Records provided –
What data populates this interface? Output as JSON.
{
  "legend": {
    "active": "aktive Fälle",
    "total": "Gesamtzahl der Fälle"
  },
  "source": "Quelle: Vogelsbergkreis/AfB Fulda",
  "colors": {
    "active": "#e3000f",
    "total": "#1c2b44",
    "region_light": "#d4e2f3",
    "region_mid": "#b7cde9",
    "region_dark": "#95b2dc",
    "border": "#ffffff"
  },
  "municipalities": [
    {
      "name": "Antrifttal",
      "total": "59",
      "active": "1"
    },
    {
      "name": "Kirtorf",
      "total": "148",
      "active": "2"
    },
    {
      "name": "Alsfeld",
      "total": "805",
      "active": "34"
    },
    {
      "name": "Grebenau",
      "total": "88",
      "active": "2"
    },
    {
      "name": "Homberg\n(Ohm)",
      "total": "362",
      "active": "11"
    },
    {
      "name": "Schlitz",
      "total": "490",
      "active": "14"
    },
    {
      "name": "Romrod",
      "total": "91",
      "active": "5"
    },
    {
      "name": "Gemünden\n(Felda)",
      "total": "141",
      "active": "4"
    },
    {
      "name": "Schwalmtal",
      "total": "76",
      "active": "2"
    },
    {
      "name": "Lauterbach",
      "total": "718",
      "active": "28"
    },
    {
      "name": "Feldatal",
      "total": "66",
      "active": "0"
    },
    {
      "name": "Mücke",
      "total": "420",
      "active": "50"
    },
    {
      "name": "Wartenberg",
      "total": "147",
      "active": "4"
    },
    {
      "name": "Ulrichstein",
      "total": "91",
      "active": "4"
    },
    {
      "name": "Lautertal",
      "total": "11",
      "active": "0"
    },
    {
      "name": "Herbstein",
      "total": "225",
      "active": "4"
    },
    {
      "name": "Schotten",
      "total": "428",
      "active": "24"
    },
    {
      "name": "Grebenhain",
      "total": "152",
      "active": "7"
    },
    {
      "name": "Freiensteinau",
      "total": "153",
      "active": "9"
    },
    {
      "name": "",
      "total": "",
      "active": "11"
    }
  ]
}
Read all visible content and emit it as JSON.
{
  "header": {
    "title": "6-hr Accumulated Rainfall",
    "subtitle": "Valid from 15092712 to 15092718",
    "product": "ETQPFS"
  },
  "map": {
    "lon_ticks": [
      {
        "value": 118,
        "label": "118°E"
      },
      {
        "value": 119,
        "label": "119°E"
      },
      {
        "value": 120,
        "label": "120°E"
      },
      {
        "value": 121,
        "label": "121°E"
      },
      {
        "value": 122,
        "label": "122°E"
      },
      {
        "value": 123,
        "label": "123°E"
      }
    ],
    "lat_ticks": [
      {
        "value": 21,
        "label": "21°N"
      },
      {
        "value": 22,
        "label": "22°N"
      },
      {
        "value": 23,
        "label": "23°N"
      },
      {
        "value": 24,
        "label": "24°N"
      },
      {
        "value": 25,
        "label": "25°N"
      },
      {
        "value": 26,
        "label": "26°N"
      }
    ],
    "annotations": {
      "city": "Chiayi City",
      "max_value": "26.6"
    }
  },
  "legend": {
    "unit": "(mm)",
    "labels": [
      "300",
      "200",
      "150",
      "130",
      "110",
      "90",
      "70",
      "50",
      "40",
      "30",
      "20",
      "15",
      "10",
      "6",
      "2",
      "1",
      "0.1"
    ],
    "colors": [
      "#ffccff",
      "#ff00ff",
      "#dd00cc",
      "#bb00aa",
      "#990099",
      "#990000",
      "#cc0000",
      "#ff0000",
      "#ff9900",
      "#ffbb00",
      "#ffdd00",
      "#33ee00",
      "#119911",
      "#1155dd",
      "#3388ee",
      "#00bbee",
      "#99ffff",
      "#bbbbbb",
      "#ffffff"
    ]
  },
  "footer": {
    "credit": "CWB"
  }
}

Written task –
Restate the whole listing exactly, leaving out nothing.

Output –
What data populates this interface? Output as JSON.
{
  "legend": {
    "active": "aktive Fälle",
    "total": "Gesamtzahl der Fälle"
  },
  "source": "Quelle: Vogelsbergkreis/AfB Fulda",
  "colors": {
    "active": "#e3000f",
    "total": "#1c2b44",
    "region_light": "#d4e2f3",
    "region_mid": "#b7cde9",
    "region_dark": "#95b2dc",
    "border": "#ffffff"
  },
  "municipalities": [
    {
      "name": "Antrifttal",
      "total": "59",
      "active": "1"
    },
    {
      "name": "Kirtorf",
      "total": "148",
      "active": "2"
    },
    {
      "name": "Alsfeld",
      "total": "805",
      "active": "34"
    },
    {
      "name": "Grebenau",
      "total": "88",
      "active": "2"
    },
    {
      "name": "Homberg\n(Ohm)",
      "total": "362",
      "active": "11"
    },
    {
      "name": "Schlitz",
      "total": "490",
      "active": "14"
    },
    {
      "name": "Romrod",
      "total": "91",
      "active": "5"
    },
    {
      "name": "Gemünden\n(Felda)",
      "total": "141",
      "active": "4"
    },
    {
      "name": "Schwalmtal",
      "total": "76",
      "active": "2"
    },
    {
      "name": "Lauterbach",
      "total": "718",
      "active": "28"
    },
    {
      "name": "Feldatal",
      "total": "66",
      "active": "0"
    },
    {
      "name": "Mücke",
      "total": "420",
      "active": "50"
    },
    {
      "name": "Wartenberg",
      "total": "147",
      "active": "4"
    },
    {
      "name": "Ulrichstein",
      "total": "91",
      "active": "4"
    },
    {
      "name": "Lautertal",
      "total": "11",
      "active": "0"
    },
    {
      "name": "Herbstein",
      "total": "225",
      "active": "4"
    },
    {
      "name": "Schotten",
      "total": "428",
      "active": "24"
    },
    {
      "name": "Grebenhain",
      "total": "152",
      "active": "7"
    },
    {
      "name": "Freiensteinau",
      "total": "153",
      "active": "9"
    },
    {
      "name": "",
      "total": "",
      "active": "11"
    }
  ]
}
Read all visible content and emit it as JSON.
{
  "header": {
    "title": "6-hr Accumulated Rainfall",
    "subtitle": "Valid from 15092712 to 15092718",
    "product": "ETQPFS"
  },
  "map": {
    "lon_ticks": [
      {
        "value": 118,
        "label": "118°E"
      },
      {
        "value": 119,
        "label": "119°E"
      },
      {
        "value": 120,
        "label": "120°E"
      },
      {
        "value": 121,
        "label": "121°E"
      },
      {
        "value": 122,
        "label": "122°E"
      },
      {
        "value": 123,
        "label": "123°E"
      }
    ],
    "lat_ticks": [
      {
        "value": 21,
        "label": "21°N"
      },
      {
        "value": 22,
        "label": "22°N"
      },
      {
        "value": 23,
        "label": "23°N"
      },
      {
        "value": 24,
        "label": "24°N"
      },
      {
        "value": 25,
        "label": "25°N"
      },
      {
        "value": 26,
        "label": "26°N"
      }
    ],
    "annotations": {
      "city": "Chiayi City",
      "max_value": "26.6"
    }
  },
  "legend": {
    "unit": "(mm)",
    "labels": [
      "300",
      "200",
      "150",
      "130",
      "110",
      "90",
      "70",
      "50",
      "40",
      "30",
      "20",
      "15",
      "10",
      "6",
      "2",
      "1",
      "0.1"
    ],
    "colors": [
      "#ffccff",
      "#ff00ff",
      "#dd00cc",
      "#bb00aa",
      "#990099",
      "#990000",
      "#cc0000",
      "#ff0000",
      "#ff9900",
      "#ffbb00",
      "#ffdd00",
      "#33ee00",
      "#119911",
      "#1155dd",
      "#3388ee",
      "#00bbee",
      "#99ffff",
      "#bbbbbb",
      "#ffffff"
    ]
  },
  "footer": {
    "credit": "CWB"
  }
}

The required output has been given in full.